# [TASK GOAL]
Give all of the lines again, with nothing added or dropped.

# [RECORDED DATA]

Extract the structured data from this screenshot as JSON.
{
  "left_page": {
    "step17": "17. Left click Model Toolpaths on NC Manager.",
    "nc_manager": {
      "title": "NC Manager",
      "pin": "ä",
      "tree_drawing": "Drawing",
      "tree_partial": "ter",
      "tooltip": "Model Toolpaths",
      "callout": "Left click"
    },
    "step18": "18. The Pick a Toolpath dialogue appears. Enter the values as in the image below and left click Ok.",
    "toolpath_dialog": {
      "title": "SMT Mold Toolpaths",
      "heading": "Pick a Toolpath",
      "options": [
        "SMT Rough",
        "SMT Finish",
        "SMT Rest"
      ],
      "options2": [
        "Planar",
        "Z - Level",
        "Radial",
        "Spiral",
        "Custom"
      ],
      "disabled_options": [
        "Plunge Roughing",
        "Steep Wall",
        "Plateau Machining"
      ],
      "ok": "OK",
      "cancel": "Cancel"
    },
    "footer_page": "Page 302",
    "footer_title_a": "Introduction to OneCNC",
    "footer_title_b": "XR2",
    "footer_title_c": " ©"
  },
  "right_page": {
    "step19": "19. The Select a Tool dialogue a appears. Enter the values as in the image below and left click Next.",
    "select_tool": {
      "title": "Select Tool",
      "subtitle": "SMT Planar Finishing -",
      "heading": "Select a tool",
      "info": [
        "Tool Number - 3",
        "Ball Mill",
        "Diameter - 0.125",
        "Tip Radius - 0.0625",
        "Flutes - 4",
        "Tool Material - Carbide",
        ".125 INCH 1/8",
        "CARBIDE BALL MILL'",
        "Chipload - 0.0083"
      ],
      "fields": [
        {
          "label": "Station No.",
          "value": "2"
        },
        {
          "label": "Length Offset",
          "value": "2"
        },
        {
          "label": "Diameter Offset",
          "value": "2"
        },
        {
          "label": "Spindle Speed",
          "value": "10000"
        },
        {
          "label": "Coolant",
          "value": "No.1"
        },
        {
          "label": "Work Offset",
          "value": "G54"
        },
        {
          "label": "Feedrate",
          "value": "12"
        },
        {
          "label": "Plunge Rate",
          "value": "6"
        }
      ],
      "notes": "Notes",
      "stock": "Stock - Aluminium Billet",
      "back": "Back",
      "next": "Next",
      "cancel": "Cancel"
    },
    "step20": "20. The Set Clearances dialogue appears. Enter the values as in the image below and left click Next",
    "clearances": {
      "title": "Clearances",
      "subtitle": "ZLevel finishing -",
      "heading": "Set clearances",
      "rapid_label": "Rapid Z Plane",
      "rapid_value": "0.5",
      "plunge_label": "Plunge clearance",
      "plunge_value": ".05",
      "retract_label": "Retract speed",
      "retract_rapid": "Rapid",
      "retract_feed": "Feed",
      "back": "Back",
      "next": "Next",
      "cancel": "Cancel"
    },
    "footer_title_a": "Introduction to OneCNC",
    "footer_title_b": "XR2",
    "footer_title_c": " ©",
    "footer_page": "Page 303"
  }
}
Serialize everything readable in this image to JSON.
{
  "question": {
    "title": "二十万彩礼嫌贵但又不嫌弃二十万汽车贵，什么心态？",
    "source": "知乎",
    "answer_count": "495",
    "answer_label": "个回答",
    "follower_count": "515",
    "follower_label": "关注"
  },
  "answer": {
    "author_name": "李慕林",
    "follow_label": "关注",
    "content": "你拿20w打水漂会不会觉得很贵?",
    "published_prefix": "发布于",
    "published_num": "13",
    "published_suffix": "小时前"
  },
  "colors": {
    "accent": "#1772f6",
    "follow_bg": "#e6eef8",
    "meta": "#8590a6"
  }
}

# [THE RESPONSE]
Extract the structured data from this screenshot as JSON.
{
  "left_page": {
    "step17": "17. Left click Model Toolpaths on NC Manager.",
    "nc_manager": {
      "title": "NC Manager",
      "pin": "ä",
      "tree_drawing": "Drawing",
      "tree_partial": "ter",
      "tooltip": "Model Toolpaths",
      "callout": "Left click"
    },
    "step18": "18. The Pick a Toolpath dialogue appears. Enter the values as in the image below and left click Ok.",
    "toolpath_dialog": {
      "title": "SMT Mold Toolpaths",
      "heading": "Pick a Toolpath",
      "options": [
        "SMT Rough",
        "SMT Finish",
        "SMT Rest"
      ],
      "options2": [
        "Planar",
        "Z - Level",
        "Radial",
        "Spiral",
        "Custom"
      ],
      "disabled_options": [
        "Plunge Roughing",
        "Steep Wall",
        "Plateau Machining"
      ],
      "ok": "OK",
      "cancel": "Cancel"
    },
    "footer_page": "Page 302",
    "footer_title_a": "Introduction to OneCNC",
    "footer_title_b": "XR2",
    "footer_title_c": " ©"
  },
  "right_page": {
    "step19": "19. The Select a Tool dialogue a appears. Enter the values as in the image below and left click Next.",
    "select_tool": {
      "title": "Select Tool",
      "subtitle": "SMT Planar Finishing -",
      "heading": "Select a tool",
      "info": [
        "Tool Number - 3",
        "Ball Mill",
        "Diameter - 0.125",
        "Tip Radius - 0.0625",
        "Flutes - 4",
        "Tool Material - Carbide",
        ".125 INCH 1/8",
        "CARBIDE BALL MILL'",
        "Chipload - 0.0083"
      ],
      "fields": [
        {
          "label": "Station No.",
          "value": "2"
        },
        {
          "label": "Length Offset",
          "value": "2"
        },
        {
          "label": "Diameter Offset",
          "value": "2"
        },
        {
          "label": "Spindle Speed",
          "value": "10000"
        },
        {
          "label": "Coolant",
          "value": "No.1"
        },
        {
          "label": "Work Offset",
          "value": "G54"
        },
        {
          "label": "Feedrate",
          "value": "12"
        },
        {
          "label": "Plunge Rate",
          "value": "6"
        }
      ],
      "notes": "Notes",
      "stock": "Stock - Aluminium Billet",
      "back": "Back",
      "next": "Next",
      "cancel": "Cancel"
    },
    "step20": "20. The Set Clearances dialogue appears. Enter the values as in the image below and left click Next",
    "clearances": {
      "title": "Clearances",
      "subtitle": "ZLevel finishing -",
      "heading": "Set clearances",
      "rapid_label": "Rapid Z Plane",
      "rapid_value": "0.5",
      "plunge_label": "Plunge clearance",
      "plunge_value": ".05",
      "retract_label": "Retract speed",
      "retract_rapid": "Rapid",
      "retract_feed": "Feed",
      "back": "Back",
      "next": "Next",
      "cancel": "Cancel"
    },
    "footer_title_a": "Introduction to OneCNC",
    "footer_title_b": "XR2",
    "footer_title_c": " ©",
    "footer_page": "Page 303"
  }
}
Serialize everything readable in this image to JSON.
{
  "question": {
    "title": "二十万彩礼嫌贵但又不嫌弃二十万汽车贵，什么心态？",
    "source": "知乎",
    "answer_count": "495",
    "answer_label": "个回答",
    "follower_count": "515",
    "follower_label": "关注"
  },
  "answer": {
    "author_name": "李慕林",
    "follow_label": "关注",
    "content": "你拿20w打水漂会不会觉得很贵?",
    "published_prefix": "发布于",
    "published_num": "13",
    "published_suffix": "小时前"
  },
  "colors": {
    "accent": "#1772f6",
    "follow_bg": "#e6eef8",
    "meta": "#8590a6"
  }
}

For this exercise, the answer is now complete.